>> start DATA TO PROCESS

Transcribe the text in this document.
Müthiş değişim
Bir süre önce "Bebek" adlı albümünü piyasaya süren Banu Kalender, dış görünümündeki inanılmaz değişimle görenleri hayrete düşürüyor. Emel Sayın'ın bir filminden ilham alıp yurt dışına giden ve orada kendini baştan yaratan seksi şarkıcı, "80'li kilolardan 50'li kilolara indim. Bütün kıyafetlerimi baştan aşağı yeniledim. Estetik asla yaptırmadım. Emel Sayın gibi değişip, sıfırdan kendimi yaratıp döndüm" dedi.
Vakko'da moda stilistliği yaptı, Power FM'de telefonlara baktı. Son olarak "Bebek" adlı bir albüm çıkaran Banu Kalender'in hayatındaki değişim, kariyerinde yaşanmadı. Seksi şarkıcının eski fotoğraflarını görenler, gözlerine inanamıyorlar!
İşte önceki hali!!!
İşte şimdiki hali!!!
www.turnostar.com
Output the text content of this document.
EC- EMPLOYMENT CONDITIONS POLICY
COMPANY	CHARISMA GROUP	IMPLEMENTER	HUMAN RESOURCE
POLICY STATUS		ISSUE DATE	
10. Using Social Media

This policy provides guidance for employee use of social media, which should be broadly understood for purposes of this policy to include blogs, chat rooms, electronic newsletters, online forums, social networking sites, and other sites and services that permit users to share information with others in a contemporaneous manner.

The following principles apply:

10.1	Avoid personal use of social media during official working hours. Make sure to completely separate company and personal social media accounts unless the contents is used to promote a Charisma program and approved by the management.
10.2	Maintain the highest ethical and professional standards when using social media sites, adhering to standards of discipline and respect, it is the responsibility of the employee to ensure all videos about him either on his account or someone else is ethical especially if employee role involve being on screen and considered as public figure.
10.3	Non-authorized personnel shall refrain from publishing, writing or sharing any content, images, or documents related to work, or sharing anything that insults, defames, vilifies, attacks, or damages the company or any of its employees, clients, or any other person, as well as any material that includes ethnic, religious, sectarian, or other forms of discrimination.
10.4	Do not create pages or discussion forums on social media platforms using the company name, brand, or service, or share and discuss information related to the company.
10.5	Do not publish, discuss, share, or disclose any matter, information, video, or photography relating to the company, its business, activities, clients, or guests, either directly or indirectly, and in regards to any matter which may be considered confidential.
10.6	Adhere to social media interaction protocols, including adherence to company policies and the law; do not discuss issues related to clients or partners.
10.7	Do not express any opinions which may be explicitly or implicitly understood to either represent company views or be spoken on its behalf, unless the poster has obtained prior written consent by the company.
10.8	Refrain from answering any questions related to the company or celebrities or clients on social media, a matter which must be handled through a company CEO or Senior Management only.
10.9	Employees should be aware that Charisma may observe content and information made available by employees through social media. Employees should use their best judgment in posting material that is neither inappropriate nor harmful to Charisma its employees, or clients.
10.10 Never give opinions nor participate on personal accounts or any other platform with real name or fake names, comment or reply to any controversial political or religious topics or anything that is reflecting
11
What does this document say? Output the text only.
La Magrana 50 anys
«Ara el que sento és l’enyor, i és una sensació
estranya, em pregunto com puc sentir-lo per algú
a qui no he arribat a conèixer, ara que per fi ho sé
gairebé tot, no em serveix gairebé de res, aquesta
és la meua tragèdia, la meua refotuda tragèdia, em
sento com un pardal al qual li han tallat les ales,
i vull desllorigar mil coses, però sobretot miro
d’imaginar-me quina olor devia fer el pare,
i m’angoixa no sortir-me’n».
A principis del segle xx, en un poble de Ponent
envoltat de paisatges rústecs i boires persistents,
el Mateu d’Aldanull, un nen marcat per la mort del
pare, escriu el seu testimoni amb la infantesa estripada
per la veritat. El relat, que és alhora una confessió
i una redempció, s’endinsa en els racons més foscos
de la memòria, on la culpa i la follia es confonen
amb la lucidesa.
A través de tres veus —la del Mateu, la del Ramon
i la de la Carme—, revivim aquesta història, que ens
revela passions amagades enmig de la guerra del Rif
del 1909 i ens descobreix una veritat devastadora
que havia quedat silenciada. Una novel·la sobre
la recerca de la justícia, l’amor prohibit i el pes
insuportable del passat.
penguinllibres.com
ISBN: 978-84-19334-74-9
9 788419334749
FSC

>> end DATA TO PROCESS

### EXERCISE TASK
Find "opinions". Copy every line it occurs in.

### RESULT
10.7	Do not express any opinions which may be explicitly or implicitly understood to either represent company views or be spoken on its behalf, unless the poster has obtained prior written consent by the company.
10.10 Never give opinions nor participate on personal accounts or any other platform with real name or fake names, comment or reply to any controversial political or religious topics or anything that is reflecting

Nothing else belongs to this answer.